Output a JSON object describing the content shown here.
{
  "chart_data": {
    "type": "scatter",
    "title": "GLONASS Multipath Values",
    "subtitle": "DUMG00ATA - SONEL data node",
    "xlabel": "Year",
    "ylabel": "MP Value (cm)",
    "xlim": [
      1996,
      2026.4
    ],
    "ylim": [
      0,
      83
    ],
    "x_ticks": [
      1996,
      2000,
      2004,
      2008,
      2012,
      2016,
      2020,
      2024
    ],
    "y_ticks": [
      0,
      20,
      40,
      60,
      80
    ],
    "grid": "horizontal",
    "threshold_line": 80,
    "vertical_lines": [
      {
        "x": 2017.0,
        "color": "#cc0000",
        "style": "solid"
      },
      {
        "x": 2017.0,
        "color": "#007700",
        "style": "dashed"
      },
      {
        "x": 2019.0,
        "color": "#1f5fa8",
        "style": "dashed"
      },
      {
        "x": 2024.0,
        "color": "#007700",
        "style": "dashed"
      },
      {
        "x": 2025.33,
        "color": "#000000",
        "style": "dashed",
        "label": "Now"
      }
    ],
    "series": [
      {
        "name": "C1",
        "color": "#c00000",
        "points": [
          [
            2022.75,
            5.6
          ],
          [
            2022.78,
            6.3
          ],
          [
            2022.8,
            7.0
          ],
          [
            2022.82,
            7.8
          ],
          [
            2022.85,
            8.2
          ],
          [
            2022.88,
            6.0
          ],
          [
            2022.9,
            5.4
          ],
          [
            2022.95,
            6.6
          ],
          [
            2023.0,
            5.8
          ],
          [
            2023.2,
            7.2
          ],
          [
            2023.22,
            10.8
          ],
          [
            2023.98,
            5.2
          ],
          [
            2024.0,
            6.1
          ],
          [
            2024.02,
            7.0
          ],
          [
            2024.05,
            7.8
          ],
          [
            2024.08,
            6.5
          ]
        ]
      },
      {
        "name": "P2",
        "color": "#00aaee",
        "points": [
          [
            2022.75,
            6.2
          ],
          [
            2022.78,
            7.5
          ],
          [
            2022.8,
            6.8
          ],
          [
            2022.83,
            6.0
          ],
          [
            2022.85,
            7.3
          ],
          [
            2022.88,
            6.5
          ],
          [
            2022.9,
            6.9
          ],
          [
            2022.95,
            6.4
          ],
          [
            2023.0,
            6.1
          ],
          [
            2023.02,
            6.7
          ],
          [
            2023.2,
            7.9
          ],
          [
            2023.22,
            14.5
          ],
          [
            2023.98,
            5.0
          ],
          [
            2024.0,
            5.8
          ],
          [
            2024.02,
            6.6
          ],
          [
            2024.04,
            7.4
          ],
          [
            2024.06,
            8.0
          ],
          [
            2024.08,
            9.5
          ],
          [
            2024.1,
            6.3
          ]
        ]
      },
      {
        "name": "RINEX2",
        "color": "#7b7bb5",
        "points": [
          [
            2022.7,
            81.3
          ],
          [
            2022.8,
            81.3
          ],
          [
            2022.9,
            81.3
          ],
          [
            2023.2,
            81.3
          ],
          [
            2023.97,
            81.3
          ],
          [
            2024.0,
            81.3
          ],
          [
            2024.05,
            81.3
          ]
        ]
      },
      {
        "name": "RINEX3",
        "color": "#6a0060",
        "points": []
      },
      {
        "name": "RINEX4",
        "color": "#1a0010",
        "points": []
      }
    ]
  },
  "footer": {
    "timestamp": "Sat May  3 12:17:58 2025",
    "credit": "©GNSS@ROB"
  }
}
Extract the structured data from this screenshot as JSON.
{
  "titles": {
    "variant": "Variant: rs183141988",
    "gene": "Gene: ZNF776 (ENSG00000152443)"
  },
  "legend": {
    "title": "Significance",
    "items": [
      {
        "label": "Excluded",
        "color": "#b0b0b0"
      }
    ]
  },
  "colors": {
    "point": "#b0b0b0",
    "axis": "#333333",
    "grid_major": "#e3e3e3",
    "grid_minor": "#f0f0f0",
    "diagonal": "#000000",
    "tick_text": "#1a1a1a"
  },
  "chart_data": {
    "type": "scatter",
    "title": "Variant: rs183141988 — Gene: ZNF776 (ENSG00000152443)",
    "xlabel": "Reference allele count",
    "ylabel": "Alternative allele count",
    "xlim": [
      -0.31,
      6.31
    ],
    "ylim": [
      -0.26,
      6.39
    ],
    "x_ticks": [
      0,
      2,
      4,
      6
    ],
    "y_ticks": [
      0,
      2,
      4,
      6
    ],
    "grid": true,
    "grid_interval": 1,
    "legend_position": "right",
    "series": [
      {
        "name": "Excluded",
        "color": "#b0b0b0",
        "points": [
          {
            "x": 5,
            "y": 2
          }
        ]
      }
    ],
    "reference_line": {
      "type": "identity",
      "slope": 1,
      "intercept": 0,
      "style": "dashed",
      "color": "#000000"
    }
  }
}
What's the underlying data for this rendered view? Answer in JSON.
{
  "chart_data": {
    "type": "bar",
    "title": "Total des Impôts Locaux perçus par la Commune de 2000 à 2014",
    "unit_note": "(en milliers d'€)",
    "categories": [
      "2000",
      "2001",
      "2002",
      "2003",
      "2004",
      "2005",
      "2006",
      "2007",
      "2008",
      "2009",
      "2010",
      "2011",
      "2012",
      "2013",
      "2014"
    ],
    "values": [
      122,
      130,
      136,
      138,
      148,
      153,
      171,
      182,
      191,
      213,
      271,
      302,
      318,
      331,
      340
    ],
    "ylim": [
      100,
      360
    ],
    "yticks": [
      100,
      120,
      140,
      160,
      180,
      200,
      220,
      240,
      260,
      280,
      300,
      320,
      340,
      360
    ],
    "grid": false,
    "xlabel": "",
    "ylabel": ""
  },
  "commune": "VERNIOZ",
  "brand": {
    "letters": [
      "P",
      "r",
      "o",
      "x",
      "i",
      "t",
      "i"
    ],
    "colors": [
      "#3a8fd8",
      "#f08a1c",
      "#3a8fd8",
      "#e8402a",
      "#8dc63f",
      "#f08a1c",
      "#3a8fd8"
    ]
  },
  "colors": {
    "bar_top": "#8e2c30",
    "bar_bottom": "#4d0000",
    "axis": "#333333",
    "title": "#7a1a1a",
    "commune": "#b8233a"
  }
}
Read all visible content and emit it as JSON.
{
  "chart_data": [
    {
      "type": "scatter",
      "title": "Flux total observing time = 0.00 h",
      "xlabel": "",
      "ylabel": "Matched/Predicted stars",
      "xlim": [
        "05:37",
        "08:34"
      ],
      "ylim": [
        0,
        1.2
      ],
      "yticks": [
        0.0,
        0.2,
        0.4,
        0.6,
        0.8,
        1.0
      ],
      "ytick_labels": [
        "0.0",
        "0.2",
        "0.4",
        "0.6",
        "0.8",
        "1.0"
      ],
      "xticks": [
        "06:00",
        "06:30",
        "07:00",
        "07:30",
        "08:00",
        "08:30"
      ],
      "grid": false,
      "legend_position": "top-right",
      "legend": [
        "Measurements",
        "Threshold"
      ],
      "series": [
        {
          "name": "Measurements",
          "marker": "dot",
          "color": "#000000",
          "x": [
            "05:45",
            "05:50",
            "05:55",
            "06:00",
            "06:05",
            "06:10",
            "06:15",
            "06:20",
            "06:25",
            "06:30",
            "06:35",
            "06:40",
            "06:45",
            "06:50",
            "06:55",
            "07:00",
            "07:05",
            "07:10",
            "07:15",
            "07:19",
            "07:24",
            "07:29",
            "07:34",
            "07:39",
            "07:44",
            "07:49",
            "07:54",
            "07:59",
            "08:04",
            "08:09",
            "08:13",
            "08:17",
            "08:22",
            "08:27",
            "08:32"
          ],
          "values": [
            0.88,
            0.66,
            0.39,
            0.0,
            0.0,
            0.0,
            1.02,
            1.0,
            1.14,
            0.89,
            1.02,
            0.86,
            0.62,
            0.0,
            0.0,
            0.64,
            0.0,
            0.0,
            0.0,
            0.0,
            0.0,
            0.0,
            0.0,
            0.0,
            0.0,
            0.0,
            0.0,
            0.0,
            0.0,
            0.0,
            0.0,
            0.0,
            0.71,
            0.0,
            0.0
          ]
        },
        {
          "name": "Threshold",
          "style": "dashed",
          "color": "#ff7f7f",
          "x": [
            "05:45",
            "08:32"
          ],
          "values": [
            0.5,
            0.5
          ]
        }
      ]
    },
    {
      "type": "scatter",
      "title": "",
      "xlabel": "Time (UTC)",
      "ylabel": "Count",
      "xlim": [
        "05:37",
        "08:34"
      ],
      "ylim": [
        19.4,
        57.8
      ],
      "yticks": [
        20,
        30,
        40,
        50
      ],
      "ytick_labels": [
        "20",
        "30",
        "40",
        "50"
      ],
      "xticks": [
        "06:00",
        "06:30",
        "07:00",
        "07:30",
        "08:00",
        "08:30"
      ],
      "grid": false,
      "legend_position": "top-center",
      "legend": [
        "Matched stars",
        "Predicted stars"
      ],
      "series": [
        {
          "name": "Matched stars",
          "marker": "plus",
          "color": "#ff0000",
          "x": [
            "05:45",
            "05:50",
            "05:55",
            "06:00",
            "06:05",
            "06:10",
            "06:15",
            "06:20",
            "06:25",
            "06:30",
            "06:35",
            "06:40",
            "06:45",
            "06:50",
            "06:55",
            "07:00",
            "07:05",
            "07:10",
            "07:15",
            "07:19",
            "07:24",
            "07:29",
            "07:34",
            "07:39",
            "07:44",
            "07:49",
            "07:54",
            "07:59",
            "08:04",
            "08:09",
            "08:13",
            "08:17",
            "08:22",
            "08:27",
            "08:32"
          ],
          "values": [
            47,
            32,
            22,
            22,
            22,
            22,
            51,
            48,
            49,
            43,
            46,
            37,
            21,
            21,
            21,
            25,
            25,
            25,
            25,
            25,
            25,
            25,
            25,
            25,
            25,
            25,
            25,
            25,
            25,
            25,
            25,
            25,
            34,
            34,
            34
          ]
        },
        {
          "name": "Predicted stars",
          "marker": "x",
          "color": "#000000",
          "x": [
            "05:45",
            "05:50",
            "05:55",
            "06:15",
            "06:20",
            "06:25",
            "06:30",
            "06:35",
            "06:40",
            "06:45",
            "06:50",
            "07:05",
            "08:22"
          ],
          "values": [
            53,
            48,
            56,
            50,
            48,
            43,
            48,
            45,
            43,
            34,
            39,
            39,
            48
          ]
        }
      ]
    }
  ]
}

--

- What you are asked to do: Filter the records above for "right" and copy every matching line.

- Exercise answer:
    "legend_position": "right",
      "legend_position": "top-right",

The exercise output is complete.